** Begin PROVIDED DATA **

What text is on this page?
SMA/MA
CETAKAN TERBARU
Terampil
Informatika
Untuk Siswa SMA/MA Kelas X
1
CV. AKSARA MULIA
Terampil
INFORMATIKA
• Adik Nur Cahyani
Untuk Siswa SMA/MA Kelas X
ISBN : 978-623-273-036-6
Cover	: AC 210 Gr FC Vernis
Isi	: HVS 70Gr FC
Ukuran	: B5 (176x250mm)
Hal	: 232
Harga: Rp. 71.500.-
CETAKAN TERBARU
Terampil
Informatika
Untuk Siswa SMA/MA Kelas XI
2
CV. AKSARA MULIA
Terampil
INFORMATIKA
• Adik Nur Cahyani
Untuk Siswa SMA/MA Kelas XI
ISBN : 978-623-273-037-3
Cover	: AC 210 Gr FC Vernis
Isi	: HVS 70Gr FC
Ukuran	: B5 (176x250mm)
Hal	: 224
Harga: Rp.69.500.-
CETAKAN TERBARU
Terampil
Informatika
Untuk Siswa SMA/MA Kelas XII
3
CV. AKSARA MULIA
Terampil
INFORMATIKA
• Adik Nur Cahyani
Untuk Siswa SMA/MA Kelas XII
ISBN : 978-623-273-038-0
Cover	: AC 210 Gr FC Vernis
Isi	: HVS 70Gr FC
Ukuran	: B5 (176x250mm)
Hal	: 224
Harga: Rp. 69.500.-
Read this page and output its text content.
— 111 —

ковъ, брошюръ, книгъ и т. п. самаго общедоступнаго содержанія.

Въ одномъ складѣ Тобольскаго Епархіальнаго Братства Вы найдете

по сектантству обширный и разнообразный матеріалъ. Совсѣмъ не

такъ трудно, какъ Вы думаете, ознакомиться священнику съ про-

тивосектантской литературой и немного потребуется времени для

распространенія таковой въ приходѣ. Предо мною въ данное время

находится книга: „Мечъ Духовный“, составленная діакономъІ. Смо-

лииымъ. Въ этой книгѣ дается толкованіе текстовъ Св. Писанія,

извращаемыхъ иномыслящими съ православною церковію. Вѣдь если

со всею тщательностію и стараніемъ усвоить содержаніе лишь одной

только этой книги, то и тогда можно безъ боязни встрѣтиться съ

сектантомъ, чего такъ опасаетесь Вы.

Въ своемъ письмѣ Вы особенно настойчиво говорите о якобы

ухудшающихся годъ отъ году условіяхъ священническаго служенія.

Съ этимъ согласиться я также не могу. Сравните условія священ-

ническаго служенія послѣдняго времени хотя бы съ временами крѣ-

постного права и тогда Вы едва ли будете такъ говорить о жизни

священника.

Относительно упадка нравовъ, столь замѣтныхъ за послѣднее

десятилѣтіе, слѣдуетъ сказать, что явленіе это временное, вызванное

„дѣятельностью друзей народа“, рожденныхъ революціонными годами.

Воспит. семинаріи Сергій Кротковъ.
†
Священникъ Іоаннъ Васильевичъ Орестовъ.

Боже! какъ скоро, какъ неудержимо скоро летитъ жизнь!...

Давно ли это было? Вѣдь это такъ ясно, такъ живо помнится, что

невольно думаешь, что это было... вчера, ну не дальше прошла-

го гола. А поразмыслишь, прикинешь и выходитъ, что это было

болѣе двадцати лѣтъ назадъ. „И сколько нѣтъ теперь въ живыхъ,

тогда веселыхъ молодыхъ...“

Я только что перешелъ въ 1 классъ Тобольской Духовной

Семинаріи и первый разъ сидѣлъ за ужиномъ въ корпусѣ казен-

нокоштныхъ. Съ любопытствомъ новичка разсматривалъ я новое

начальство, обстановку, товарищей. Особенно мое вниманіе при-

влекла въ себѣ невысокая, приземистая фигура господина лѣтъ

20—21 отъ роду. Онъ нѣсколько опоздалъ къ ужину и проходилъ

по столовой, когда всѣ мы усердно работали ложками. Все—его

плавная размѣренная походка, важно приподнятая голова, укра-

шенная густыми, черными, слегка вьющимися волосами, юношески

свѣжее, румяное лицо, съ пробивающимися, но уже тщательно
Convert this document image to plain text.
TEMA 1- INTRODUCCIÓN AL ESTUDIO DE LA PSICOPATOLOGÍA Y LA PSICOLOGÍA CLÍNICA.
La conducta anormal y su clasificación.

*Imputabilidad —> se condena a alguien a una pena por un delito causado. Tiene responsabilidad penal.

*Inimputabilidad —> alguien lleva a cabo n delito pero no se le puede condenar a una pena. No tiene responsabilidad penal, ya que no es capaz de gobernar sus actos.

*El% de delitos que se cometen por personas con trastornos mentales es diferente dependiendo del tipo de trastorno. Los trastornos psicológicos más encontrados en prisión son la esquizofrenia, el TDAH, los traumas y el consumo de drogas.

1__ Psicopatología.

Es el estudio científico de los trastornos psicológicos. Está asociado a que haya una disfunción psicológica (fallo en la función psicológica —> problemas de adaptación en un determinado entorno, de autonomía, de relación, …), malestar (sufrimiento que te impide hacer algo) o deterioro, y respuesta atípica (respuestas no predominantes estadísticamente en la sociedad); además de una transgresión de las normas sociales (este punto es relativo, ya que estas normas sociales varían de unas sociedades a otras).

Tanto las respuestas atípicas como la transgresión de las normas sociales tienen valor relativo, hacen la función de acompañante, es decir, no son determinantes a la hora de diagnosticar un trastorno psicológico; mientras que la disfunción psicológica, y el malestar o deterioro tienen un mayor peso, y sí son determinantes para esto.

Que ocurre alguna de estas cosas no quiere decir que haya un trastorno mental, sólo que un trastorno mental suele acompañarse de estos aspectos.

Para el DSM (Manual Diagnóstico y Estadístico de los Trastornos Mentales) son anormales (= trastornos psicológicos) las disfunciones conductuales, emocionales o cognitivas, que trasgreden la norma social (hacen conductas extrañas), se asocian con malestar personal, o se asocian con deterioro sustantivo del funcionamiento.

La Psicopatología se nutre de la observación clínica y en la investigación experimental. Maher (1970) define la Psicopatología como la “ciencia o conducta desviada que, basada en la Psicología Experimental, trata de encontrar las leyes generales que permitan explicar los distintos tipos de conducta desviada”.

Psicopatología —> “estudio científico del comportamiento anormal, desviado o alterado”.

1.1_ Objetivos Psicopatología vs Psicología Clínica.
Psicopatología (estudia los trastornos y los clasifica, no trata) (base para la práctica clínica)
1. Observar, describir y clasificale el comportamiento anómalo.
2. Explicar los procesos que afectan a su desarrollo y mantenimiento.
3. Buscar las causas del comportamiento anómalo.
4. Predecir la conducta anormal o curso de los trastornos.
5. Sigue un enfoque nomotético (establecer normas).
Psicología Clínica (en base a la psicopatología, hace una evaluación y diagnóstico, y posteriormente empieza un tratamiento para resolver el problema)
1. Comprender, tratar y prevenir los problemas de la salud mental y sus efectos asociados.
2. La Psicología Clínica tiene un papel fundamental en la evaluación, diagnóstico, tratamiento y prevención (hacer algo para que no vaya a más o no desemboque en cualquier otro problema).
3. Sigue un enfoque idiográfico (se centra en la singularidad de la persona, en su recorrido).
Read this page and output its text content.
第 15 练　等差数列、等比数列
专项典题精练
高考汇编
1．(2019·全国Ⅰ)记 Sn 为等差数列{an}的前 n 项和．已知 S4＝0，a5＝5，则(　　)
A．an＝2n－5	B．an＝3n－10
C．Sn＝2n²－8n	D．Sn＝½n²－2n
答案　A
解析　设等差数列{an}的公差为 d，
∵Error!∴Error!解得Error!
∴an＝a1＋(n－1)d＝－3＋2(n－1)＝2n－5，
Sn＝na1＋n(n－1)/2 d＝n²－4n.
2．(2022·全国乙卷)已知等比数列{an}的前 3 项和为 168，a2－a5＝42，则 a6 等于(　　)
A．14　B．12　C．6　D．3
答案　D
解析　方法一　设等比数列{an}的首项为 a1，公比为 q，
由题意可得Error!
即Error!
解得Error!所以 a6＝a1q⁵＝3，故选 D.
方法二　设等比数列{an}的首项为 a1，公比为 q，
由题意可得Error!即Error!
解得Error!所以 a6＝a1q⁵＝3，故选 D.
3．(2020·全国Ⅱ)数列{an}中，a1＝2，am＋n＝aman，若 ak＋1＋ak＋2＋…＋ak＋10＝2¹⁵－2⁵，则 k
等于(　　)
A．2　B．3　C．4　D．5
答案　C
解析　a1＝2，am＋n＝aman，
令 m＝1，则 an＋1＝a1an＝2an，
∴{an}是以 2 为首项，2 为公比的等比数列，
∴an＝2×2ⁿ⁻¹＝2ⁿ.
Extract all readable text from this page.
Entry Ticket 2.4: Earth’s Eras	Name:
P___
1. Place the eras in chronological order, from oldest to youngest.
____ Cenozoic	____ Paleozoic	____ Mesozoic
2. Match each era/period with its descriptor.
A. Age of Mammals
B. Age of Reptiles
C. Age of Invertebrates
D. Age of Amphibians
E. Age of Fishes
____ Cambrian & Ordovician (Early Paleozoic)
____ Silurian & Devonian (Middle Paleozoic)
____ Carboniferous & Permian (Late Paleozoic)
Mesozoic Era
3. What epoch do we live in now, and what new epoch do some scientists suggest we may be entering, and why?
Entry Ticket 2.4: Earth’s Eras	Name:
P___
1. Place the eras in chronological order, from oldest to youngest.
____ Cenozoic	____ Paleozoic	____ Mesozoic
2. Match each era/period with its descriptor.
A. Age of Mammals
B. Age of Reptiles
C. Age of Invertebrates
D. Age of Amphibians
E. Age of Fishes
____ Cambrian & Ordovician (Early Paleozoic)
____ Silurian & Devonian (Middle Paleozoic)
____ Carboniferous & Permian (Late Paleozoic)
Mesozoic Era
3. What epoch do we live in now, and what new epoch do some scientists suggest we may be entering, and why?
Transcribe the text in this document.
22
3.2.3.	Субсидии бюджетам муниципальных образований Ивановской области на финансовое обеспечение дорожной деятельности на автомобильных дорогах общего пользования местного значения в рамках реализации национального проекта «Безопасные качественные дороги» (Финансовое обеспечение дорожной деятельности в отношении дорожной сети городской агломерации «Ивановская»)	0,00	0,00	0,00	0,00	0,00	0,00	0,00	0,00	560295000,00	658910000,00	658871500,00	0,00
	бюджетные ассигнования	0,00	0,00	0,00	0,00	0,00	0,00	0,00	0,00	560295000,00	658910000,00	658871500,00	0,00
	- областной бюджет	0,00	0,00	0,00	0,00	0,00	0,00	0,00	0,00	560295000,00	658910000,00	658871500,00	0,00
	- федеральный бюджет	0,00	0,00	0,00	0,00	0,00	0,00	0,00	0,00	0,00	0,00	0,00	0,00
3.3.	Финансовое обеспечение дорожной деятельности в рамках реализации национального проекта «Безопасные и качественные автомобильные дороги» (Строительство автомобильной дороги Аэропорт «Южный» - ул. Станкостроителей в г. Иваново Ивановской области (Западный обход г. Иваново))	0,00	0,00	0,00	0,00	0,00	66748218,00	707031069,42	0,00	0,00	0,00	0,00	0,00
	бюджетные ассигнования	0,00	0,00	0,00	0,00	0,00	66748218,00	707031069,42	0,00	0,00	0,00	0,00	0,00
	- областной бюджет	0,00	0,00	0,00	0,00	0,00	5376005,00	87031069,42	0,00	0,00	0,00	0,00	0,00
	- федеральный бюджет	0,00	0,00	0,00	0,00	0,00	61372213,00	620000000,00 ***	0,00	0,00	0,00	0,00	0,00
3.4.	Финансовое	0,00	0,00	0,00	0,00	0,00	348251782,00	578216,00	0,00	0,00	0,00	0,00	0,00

** End PROVIDED DATA **

DIRECTION
Report how many lines in these entries contain "Sigue". Answer with the number only.

ANSWER TO THIS EXERCISE
2